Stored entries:
******************************

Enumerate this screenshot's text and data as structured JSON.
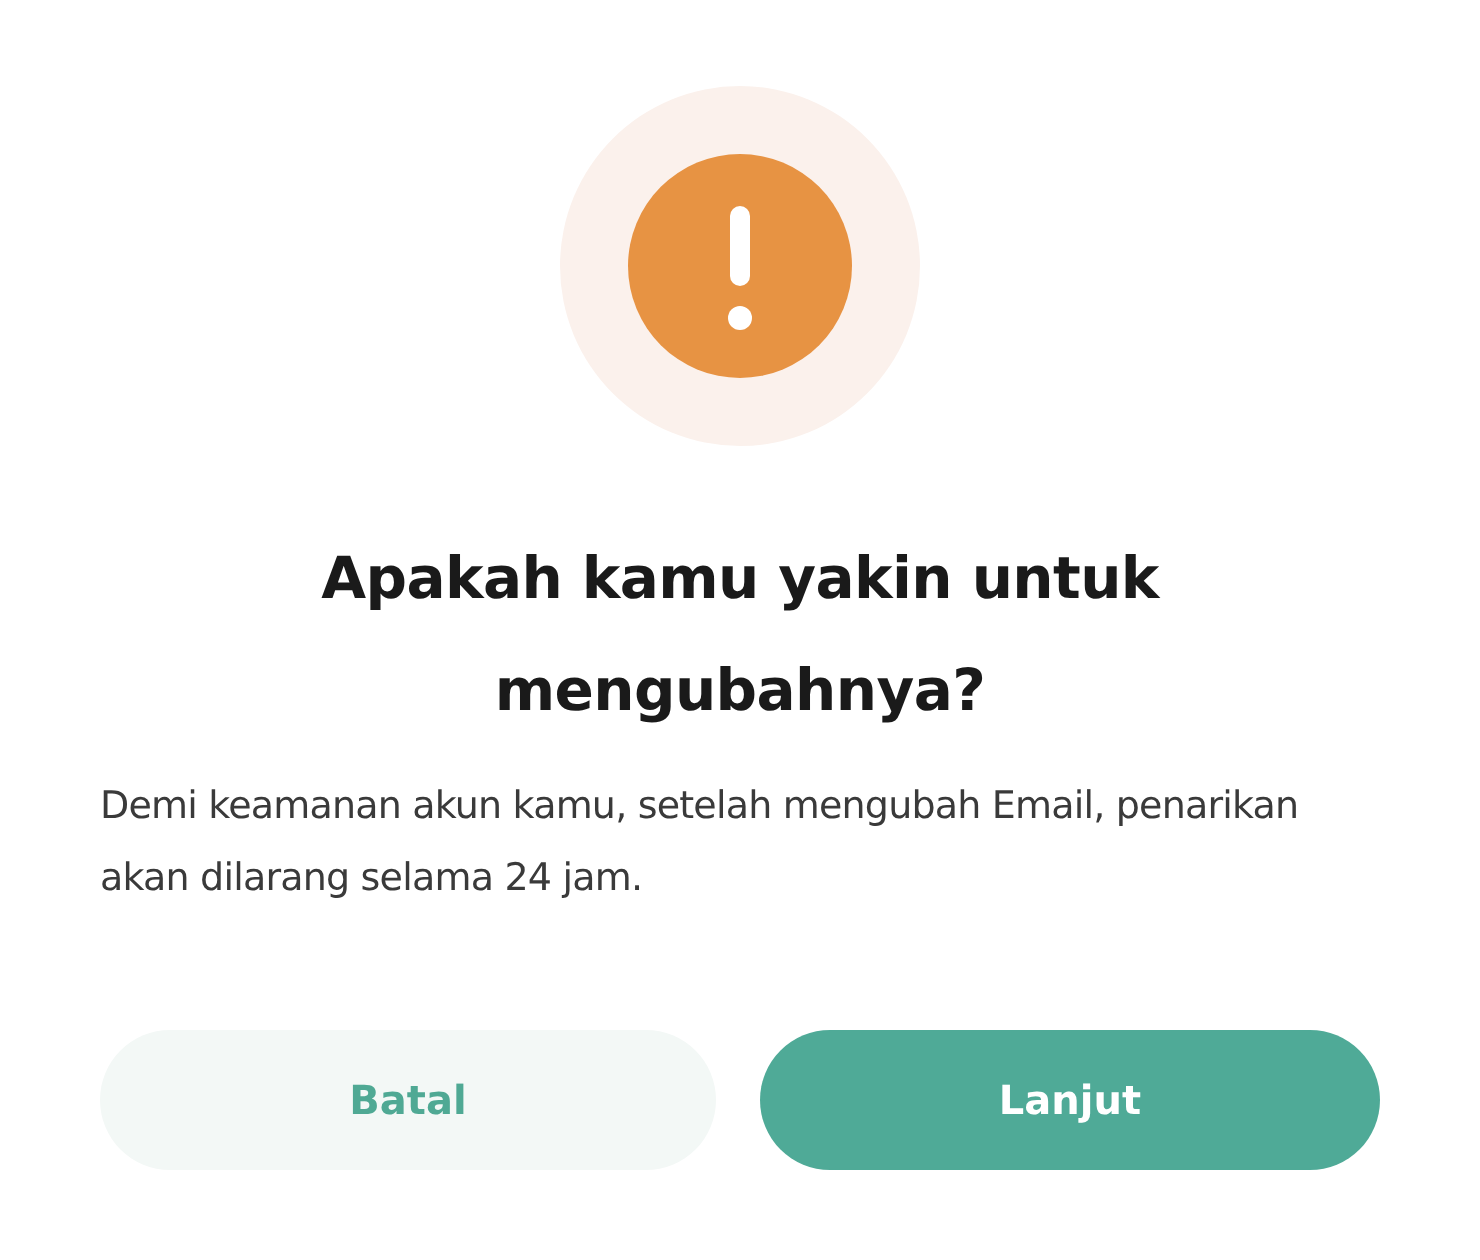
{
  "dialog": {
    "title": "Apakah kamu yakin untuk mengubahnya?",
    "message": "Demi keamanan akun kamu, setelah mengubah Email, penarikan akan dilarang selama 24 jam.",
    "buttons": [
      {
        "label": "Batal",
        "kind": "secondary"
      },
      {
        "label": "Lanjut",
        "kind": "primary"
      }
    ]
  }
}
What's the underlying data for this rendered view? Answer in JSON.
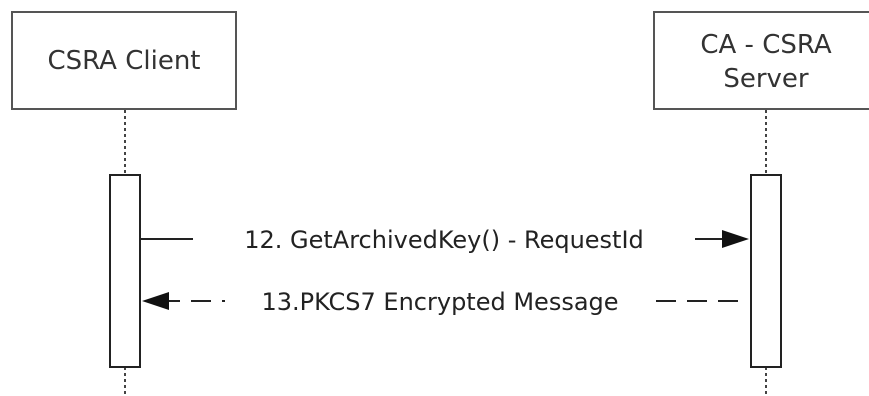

******************************

OBJECTIVE | All of the lines above should be printed exactly, minus the pictures.

RESPONSE TO THE EXERCISE |
Enumerate this screenshot's text and data as structured JSON.
{
  "dialog": {
    "title": "Apakah kamu yakin untuk mengubahnya?",
    "message": "Demi keamanan akun kamu, setelah mengubah Email, penarikan akan dilarang selama 24 jam.",
    "buttons": [
      {
        "label": "Batal",
        "kind": "secondary"
      },
      {
        "label": "Lanjut",
        "kind": "primary"
      }
    ]
  }
}
What's the underlying data for this rendered view? Answer in JSON.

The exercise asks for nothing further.